====== Selected passage

The Collateral Order Doctrine and Interlocutory Review of Agency Decisions
Summary: Last week a Fifth Circuit panel held the collateral order doctrine inapplicable to interlocutory appellate review of Federal Trade Commission decisions. As a result state professional board’s petition to review of the FTC’s denial of its antitrust immunity defense was dismissed for lack of appellate jurisdiction, and will be reviewable only after the FTC enters a cease-and-desist order.
The collateral order doctrine is judicial gloss upon 28 U.S.C. § 1291, which confers upon the courts of appeals “jurisdiction of appeals from all final decisions from the district courts.” In Cohen v. Beneficial Industrial Loan Corp., 337 U.S. 541 (1949), the Supreme Court held that some district court decisions were subject to interlocutory review because they finally resolved certain “claims of right separable from, and collateral to, rights asserted in the action,” for which appellate consideration should not be “deferred until the whole case is adjudicated.” Id. at 546. The Court emphasized that it had long given the provision governing appellate jurisdiction “a practical rather than a technical construction.” Id. Under the collateral order doctrine, a district court’s order is reviewable if it conclusively determines an important issue completely separate from the merits of the action that would effectively be unreviewable on appeal after entry of a final judgment. Will v. Hallock, 546 U.S. 345, 349 (2006).

============
====== Supplied records

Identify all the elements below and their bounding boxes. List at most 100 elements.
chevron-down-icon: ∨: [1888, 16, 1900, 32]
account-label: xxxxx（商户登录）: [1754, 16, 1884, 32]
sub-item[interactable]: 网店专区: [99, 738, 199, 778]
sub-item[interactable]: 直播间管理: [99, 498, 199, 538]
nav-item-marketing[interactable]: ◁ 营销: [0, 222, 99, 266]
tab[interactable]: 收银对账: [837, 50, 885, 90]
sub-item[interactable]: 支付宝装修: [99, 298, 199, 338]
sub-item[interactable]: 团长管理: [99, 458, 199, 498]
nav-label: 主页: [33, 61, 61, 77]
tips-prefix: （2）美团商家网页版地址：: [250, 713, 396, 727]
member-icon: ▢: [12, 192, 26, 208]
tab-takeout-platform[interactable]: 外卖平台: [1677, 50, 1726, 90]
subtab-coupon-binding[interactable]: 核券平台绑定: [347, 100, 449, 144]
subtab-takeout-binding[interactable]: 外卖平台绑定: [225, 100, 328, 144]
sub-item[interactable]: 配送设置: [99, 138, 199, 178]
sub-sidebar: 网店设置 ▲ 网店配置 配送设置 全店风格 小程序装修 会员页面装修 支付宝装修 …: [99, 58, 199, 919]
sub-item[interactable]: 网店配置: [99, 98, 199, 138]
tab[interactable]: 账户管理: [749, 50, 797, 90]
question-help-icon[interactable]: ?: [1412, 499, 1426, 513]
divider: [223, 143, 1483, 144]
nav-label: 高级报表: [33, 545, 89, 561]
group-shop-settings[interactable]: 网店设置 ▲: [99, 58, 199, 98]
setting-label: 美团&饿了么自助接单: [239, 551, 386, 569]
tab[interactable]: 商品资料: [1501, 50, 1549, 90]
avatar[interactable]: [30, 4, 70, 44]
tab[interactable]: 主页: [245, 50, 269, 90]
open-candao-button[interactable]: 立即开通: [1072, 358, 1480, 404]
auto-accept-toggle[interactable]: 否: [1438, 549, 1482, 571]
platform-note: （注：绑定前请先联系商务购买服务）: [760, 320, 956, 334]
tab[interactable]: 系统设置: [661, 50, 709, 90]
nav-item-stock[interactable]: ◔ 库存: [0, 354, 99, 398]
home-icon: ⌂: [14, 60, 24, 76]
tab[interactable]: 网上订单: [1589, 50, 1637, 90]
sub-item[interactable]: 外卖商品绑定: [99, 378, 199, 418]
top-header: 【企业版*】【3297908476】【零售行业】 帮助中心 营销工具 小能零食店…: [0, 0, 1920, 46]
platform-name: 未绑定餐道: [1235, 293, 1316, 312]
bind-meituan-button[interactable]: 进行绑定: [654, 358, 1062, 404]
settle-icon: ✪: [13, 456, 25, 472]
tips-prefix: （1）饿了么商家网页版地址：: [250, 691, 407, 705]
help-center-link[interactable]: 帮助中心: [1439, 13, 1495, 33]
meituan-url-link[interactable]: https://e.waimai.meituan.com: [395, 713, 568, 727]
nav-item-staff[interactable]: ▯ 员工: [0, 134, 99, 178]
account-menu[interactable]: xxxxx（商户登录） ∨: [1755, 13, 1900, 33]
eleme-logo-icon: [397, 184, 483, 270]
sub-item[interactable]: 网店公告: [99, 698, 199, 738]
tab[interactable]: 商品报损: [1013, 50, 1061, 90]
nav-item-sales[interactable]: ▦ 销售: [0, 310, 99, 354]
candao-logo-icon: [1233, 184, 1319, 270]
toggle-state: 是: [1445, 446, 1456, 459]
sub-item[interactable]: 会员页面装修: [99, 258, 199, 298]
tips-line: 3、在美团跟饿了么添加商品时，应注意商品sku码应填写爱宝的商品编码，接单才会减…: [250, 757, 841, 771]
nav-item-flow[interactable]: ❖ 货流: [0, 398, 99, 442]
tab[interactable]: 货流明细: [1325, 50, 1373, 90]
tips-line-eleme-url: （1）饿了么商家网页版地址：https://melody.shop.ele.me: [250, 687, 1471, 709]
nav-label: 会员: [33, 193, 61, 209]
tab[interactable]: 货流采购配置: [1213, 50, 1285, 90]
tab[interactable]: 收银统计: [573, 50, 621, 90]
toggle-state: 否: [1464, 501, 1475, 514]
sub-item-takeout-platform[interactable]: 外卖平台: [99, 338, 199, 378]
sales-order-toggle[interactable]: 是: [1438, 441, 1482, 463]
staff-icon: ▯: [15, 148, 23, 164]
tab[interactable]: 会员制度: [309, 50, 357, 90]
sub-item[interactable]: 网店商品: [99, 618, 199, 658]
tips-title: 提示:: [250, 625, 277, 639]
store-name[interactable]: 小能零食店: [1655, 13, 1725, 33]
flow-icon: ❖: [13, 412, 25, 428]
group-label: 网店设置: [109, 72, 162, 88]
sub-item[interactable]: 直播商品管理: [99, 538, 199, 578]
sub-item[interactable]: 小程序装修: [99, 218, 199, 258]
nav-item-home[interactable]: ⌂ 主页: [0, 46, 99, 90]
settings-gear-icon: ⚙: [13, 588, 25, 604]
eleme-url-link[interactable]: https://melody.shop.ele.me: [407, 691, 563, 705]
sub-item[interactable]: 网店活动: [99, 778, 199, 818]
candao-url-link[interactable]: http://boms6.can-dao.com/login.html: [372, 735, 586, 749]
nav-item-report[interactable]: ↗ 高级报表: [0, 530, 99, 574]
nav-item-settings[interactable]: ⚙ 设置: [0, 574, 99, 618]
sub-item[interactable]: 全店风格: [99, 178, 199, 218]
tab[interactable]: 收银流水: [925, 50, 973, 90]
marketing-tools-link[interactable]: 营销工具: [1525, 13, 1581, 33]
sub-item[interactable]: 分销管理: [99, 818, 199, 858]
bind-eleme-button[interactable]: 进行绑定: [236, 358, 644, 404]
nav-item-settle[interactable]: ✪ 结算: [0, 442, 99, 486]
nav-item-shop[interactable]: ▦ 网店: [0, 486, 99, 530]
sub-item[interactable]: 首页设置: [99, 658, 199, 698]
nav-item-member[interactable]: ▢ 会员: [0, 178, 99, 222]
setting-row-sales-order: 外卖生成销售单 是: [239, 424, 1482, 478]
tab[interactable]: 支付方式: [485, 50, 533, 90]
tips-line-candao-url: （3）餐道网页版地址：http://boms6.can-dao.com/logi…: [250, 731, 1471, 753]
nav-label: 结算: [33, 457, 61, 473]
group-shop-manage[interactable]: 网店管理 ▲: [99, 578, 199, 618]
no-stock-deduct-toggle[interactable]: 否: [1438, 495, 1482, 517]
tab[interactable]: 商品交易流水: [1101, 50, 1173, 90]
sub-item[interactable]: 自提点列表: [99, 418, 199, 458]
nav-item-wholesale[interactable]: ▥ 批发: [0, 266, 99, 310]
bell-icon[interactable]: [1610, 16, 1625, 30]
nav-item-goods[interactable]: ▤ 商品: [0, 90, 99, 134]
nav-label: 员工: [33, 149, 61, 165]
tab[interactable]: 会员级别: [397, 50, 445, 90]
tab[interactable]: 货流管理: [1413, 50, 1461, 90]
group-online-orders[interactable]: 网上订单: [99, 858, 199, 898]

============

Stated goal 1:
Please condense the paragraph of the collateral order passage that begins "The collateral order doctrine is judicial gloss" into a short bulleted list that keeps its main facts.
Stated goal 2:
Repeat the part of the collateral order passage starting with "The Collateral Order Doctrine and" and going on through "a cease-and-desist order.".
The items aren't needed for this work.

Written solution 1:
- The collateral order doctrine is a judicial gloss on 28 U.S.C. § 1291, which gives the courts of appeals jurisdiction over appeals from all final decisions of the district courts.
- In Cohen v. Beneficial Industrial Loan Corp., 337 U.S. 541 (1949), the Supreme Court allowed interlocutory review of some district court decisions. These decisions finally resolved claims of right separable from, and collateral to, the rights asserted in the action, and review of them should not wait until the whole case is decided.
- The Court noted it had long construed the appellate jurisdiction provision practically rather than technically.
- Per Will v. Hallock, 546 U.S. 345, 349 (2006), an order is reviewable under the doctrine if it meets three conditions:
  - it conclusively determines an important issue;
  - the issue is completely separate from the merits;
  - the issue would effectively be unreviewable on appeal after final judgment.

Written solution 2:
The Collateral Order Doctrine and Interlocutory Review of Agency Decisions
Summary: Last week a Fifth Circuit panel held the collateral order doctrine inapplicable to interlocutory appellate review of Federal Trade Commission decisions. As a result state professional board’s petition to review of the FTC’s denial of its antitrust immunity defense was dismissed for lack of appellate jurisdiction, and will be reviewable only after the FTC enters a cease-and-desist order.